Tally how many lines include "zijn". The number is the whole answer.

** Start **

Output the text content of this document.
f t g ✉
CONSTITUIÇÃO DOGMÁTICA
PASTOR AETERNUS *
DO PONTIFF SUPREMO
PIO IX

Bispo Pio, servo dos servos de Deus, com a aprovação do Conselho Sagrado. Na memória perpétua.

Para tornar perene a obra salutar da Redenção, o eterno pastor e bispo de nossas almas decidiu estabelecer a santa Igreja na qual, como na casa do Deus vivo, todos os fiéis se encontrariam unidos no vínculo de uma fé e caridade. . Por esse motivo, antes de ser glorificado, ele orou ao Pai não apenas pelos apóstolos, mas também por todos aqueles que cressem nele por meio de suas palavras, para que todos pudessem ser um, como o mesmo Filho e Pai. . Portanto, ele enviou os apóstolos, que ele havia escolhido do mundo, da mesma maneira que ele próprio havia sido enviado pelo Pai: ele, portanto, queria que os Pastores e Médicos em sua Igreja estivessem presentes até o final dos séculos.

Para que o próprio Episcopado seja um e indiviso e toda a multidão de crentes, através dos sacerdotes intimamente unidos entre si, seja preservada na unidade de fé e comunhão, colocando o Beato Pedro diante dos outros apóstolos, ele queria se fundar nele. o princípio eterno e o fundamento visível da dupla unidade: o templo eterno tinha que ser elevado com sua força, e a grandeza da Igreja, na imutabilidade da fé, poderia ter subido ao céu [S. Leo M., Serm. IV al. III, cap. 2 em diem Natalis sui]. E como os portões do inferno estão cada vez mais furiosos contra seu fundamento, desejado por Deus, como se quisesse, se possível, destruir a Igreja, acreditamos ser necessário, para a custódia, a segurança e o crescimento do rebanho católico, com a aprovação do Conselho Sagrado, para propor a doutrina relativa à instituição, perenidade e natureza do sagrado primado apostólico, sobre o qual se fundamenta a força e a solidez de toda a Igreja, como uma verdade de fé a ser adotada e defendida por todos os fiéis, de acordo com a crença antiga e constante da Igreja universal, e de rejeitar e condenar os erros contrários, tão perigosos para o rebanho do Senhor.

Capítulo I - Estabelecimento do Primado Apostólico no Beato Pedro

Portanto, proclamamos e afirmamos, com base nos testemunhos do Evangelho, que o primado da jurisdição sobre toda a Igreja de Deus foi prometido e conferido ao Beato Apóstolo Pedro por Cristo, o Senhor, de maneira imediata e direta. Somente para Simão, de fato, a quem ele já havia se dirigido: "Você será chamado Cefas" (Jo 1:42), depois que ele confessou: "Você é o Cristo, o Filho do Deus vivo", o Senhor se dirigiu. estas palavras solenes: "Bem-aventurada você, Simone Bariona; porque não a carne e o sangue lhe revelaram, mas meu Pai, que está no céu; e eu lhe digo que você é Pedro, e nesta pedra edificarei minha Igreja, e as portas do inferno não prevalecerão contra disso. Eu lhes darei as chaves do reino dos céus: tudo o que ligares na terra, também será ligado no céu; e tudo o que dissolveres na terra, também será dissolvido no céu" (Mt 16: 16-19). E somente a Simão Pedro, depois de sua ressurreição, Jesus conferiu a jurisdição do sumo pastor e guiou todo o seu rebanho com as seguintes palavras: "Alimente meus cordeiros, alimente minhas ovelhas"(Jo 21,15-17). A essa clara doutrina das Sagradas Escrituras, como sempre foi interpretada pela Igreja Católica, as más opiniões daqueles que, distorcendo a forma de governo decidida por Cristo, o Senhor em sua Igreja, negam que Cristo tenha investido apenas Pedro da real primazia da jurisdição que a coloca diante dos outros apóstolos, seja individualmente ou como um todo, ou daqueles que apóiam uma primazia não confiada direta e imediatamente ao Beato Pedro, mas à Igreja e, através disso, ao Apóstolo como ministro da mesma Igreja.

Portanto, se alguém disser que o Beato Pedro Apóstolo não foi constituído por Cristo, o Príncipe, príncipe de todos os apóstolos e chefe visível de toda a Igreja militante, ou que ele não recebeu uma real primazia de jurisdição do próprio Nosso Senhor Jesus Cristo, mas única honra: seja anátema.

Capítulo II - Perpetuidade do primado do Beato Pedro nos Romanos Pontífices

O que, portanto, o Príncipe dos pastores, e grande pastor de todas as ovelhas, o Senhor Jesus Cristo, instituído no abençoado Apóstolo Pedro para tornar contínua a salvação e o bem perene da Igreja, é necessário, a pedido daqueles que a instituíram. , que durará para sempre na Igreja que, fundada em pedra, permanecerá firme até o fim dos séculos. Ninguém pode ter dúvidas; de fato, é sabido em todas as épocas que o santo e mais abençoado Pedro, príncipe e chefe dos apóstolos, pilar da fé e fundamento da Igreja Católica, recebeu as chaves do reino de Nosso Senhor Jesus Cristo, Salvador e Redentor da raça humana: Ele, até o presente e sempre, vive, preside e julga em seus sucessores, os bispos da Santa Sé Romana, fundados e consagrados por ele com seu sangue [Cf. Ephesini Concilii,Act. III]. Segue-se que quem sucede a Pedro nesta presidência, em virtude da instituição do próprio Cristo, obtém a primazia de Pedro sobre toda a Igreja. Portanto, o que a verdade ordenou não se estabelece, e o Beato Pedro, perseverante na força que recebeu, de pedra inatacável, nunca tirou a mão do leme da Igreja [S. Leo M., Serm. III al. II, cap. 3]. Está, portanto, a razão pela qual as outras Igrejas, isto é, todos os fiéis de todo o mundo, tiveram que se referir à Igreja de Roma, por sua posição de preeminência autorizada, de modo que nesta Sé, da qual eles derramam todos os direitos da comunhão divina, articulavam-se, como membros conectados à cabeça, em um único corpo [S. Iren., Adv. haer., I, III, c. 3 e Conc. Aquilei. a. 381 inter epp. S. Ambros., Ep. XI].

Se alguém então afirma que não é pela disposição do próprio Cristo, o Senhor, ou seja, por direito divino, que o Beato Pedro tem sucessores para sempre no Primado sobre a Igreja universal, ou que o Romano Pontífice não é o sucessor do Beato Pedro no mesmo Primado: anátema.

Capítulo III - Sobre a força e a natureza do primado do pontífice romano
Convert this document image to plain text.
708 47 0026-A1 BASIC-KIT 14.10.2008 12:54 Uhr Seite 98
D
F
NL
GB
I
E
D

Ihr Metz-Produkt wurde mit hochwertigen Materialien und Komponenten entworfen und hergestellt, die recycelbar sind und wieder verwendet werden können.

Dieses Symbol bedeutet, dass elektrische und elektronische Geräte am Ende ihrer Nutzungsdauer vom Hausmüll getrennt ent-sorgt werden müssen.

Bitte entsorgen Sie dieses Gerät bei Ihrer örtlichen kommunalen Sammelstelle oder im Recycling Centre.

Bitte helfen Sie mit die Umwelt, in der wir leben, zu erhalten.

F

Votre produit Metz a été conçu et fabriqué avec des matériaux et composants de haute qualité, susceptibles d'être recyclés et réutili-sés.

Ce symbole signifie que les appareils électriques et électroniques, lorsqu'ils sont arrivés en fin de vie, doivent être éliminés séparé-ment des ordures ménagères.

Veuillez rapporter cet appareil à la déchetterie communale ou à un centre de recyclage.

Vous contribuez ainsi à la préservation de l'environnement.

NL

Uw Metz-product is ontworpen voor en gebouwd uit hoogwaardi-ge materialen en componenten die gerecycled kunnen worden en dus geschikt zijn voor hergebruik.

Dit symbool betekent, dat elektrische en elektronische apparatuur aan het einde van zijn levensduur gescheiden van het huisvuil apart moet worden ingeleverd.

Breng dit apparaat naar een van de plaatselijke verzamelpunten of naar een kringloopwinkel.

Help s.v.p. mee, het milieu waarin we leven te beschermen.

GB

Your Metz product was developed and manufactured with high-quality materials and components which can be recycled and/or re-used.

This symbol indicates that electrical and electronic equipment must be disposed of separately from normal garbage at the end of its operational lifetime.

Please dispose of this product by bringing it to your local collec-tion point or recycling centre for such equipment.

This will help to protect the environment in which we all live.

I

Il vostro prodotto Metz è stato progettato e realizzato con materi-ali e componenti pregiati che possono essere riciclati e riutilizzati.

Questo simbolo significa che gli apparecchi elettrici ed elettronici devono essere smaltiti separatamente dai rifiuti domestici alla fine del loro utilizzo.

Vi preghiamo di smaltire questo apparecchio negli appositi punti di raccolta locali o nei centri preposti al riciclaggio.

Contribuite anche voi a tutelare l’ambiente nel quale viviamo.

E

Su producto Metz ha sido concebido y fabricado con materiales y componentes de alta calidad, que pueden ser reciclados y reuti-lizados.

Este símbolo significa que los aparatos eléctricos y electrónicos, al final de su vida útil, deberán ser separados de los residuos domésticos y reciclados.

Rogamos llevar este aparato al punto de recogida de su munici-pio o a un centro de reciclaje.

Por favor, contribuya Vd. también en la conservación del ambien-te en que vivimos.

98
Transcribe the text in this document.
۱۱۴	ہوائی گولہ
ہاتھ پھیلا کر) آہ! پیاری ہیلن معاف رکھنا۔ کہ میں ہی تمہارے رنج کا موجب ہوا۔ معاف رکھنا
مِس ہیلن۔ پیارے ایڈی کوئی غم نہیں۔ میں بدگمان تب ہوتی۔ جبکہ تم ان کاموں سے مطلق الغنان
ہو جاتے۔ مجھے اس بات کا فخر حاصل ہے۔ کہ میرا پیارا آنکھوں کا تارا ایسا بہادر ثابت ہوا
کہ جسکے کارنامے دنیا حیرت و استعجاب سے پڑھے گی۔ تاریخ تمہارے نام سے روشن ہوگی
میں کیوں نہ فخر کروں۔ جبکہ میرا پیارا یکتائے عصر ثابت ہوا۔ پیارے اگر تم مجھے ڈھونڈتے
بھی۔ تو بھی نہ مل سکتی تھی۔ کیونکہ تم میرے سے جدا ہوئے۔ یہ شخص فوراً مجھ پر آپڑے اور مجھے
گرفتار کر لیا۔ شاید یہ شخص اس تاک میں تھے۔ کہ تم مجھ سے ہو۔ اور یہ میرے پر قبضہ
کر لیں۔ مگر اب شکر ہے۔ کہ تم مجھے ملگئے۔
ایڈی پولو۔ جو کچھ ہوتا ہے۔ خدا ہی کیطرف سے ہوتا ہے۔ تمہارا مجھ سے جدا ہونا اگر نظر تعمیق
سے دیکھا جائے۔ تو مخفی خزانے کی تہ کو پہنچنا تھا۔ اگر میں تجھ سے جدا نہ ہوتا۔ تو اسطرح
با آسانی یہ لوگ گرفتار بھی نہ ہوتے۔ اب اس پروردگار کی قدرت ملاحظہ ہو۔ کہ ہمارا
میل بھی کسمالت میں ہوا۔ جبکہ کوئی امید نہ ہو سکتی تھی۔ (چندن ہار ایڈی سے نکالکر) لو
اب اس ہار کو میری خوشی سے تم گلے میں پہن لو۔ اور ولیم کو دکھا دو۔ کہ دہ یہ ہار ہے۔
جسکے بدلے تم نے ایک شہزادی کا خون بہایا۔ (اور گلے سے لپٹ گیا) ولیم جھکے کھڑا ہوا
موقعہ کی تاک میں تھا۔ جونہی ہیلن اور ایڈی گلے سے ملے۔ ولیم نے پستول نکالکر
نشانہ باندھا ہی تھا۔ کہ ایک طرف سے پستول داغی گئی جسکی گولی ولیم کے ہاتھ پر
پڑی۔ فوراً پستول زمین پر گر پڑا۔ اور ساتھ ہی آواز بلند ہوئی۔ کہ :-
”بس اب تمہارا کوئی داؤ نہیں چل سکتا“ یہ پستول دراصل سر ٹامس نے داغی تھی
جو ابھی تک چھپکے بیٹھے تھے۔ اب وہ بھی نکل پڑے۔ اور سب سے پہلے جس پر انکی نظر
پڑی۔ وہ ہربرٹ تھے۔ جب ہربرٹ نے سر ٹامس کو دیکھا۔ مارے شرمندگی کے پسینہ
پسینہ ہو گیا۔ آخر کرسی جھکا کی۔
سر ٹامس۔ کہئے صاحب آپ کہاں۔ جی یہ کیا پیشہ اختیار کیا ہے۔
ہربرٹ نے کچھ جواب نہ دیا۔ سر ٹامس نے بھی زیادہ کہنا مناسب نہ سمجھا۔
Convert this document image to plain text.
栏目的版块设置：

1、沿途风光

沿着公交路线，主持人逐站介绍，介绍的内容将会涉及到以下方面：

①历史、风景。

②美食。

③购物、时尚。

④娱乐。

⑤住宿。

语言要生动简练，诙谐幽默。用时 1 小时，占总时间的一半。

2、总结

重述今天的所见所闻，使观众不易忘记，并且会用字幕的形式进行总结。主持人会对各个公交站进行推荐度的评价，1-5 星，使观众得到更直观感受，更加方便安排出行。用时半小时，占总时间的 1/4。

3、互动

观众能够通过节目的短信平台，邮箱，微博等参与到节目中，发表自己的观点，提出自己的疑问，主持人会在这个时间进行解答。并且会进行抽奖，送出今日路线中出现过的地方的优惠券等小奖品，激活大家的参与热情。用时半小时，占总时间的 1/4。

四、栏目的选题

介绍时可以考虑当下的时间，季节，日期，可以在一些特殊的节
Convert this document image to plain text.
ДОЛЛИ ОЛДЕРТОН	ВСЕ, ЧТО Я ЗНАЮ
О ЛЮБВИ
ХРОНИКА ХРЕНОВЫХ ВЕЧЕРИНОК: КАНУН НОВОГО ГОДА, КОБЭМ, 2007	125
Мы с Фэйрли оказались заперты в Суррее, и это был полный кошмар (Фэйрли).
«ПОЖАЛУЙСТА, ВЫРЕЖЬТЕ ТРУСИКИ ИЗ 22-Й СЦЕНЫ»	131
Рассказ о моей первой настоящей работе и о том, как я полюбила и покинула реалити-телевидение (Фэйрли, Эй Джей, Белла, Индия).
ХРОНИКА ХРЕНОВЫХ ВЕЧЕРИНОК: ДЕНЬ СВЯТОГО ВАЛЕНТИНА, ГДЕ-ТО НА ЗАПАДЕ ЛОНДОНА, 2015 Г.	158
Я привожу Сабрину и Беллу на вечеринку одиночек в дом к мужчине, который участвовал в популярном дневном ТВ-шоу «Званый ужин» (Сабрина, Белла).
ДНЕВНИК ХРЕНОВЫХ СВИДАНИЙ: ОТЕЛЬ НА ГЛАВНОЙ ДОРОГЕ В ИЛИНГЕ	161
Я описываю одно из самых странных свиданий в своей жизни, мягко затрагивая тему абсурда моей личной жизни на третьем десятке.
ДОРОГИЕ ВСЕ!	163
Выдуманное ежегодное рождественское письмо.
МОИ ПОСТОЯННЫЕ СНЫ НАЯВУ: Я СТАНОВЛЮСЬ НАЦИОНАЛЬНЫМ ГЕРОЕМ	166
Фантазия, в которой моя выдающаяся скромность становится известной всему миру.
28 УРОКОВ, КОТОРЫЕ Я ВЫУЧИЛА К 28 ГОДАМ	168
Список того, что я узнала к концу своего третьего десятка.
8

** End **

● EXERCISE RESPONSE: 2